▸ **OBJECTIVE**:
Comb through the entries for "approx" and pull out each line that holds it.

▸ **RECORDS FOR THIS TASK**:
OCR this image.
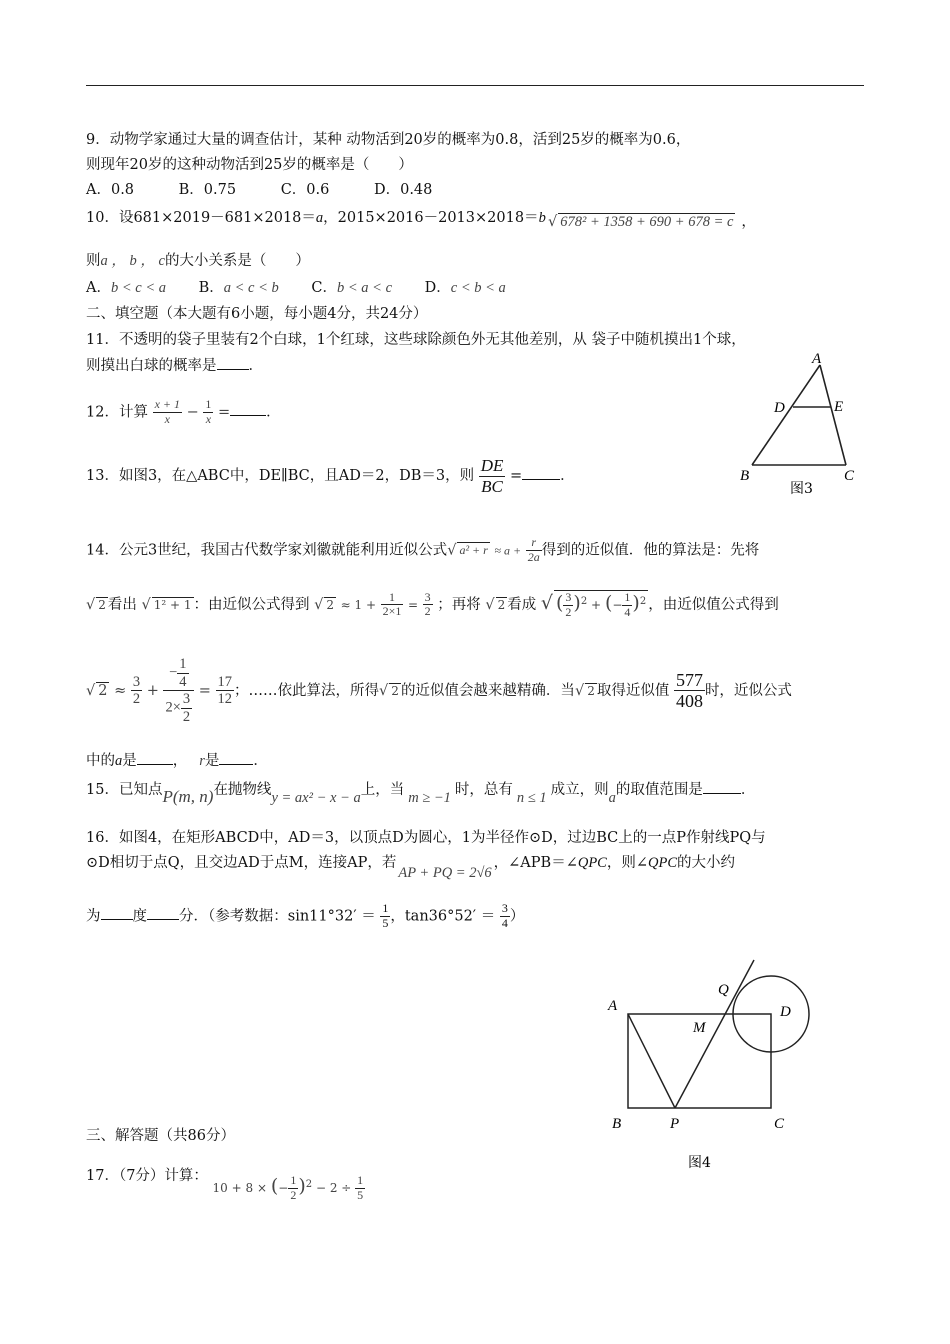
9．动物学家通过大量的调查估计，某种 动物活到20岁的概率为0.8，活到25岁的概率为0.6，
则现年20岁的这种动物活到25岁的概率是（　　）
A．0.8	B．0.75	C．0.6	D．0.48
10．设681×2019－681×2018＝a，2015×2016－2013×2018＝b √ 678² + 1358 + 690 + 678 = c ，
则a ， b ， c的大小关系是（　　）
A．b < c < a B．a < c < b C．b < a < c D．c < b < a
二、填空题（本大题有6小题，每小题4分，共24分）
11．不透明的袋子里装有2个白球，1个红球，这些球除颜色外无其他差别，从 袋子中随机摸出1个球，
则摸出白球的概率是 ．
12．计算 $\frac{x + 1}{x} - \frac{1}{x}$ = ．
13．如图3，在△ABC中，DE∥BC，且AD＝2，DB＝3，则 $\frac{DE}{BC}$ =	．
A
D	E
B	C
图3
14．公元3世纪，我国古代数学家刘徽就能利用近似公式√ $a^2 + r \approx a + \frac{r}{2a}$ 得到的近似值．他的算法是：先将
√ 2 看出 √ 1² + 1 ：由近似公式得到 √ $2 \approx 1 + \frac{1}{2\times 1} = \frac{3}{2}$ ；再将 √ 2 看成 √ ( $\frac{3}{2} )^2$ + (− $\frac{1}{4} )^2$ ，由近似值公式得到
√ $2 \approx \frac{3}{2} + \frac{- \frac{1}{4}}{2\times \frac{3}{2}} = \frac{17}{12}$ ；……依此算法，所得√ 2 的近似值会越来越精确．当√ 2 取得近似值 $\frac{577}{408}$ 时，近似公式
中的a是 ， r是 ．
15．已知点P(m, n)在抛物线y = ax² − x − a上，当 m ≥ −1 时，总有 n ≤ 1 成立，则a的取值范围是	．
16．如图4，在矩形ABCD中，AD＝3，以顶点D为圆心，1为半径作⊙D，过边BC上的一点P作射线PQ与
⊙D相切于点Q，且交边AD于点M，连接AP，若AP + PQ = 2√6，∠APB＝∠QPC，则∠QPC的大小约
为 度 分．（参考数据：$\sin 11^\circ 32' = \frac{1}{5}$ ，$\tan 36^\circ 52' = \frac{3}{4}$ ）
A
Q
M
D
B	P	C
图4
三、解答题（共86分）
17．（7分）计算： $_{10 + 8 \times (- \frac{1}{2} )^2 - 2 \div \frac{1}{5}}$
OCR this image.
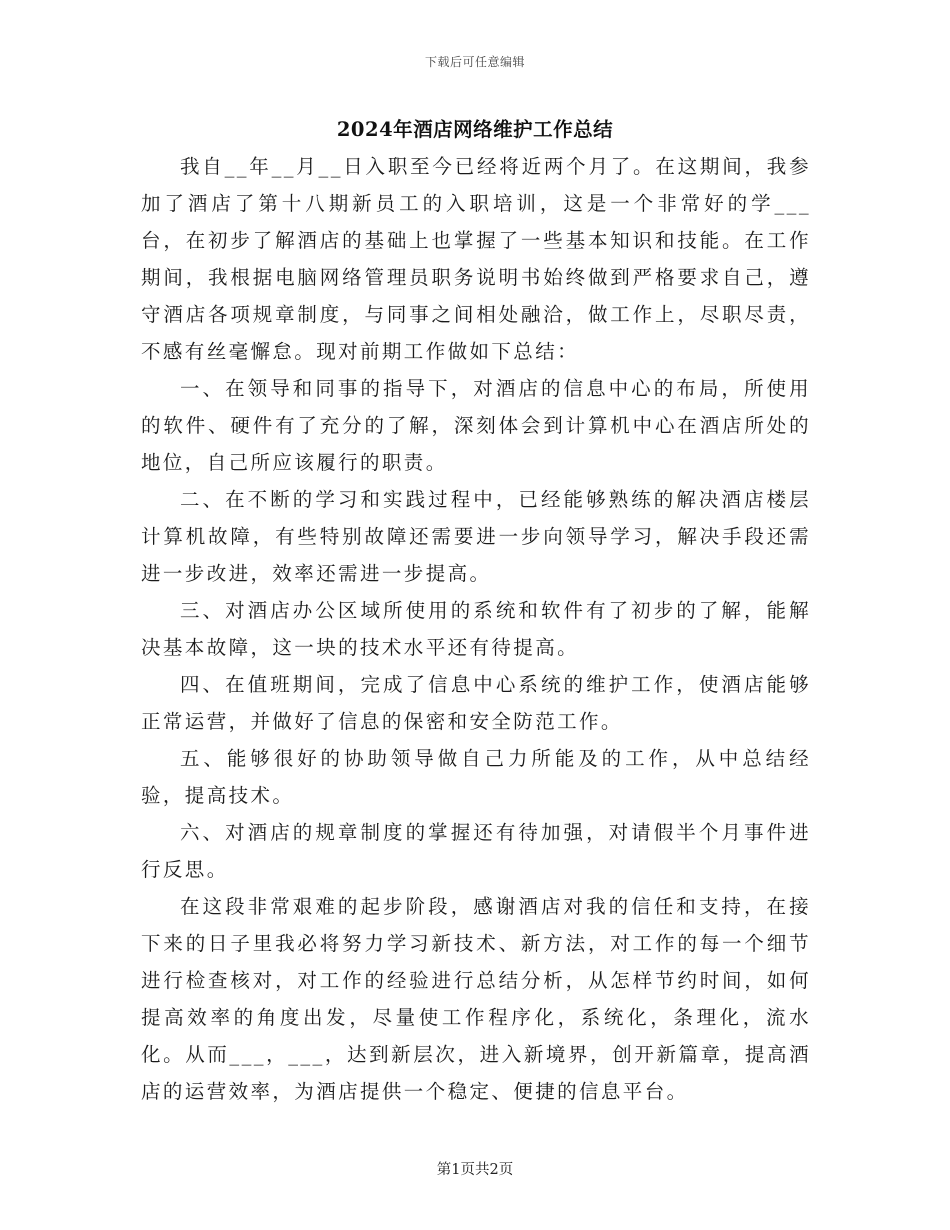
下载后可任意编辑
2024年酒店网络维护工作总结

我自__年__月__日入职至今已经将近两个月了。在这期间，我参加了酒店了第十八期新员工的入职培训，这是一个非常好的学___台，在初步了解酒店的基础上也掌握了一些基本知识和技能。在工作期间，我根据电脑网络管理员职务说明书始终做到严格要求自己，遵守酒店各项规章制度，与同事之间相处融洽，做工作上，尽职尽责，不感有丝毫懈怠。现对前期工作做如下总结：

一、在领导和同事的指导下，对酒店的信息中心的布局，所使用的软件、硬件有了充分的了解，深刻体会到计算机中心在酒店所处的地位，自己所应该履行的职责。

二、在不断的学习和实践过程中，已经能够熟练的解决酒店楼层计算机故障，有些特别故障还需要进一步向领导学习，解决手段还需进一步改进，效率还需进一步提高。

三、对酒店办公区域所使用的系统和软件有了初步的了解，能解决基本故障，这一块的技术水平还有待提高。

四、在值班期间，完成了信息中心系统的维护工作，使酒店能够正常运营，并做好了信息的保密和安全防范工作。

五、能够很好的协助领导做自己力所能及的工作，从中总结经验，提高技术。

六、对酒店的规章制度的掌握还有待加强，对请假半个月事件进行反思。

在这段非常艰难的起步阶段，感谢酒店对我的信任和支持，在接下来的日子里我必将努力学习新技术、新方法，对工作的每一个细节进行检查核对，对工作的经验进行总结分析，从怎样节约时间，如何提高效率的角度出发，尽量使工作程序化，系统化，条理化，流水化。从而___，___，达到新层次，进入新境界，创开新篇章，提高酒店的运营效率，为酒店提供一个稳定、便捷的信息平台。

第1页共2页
...
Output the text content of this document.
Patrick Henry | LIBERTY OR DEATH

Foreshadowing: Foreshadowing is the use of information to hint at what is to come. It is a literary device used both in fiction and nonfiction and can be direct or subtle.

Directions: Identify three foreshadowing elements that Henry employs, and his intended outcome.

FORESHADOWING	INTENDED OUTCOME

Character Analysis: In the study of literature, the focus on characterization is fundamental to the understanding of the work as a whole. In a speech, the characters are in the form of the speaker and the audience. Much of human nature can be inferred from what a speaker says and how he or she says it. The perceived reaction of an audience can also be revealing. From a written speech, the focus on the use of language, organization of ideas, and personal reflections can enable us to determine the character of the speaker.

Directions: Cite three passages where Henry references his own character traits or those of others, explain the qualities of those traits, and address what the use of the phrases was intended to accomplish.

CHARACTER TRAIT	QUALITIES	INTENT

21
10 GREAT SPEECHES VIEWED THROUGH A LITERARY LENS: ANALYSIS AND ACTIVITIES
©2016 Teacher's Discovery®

▸ **TASK RESPONSE**:
14．公元3世纪，我国古代数学家刘徽就能利用近似公式√ $a^2 + r \approx a + \frac{r}{2a}$ 得到的近似值．他的算法是：先将
√ 2 看出 √ 1² + 1 ：由近似公式得到 √ $2 \approx 1 + \frac{1}{2\times 1} = \frac{3}{2}$ ；再将 √ 2 看成 √ ( $\frac{3}{2} )^2$ + (− $\frac{1}{4} )^2$ ，由近似值公式得到
√ $2 \approx \frac{3}{2} + \frac{- \frac{1}{4}}{2\times \frac{3}{2}} = \frac{17}{12}$ ；……依此算法，所得√ 2 的近似值会越来越精确．当√ 2 取得近似值 $\frac{577}{408}$ 时，近似公式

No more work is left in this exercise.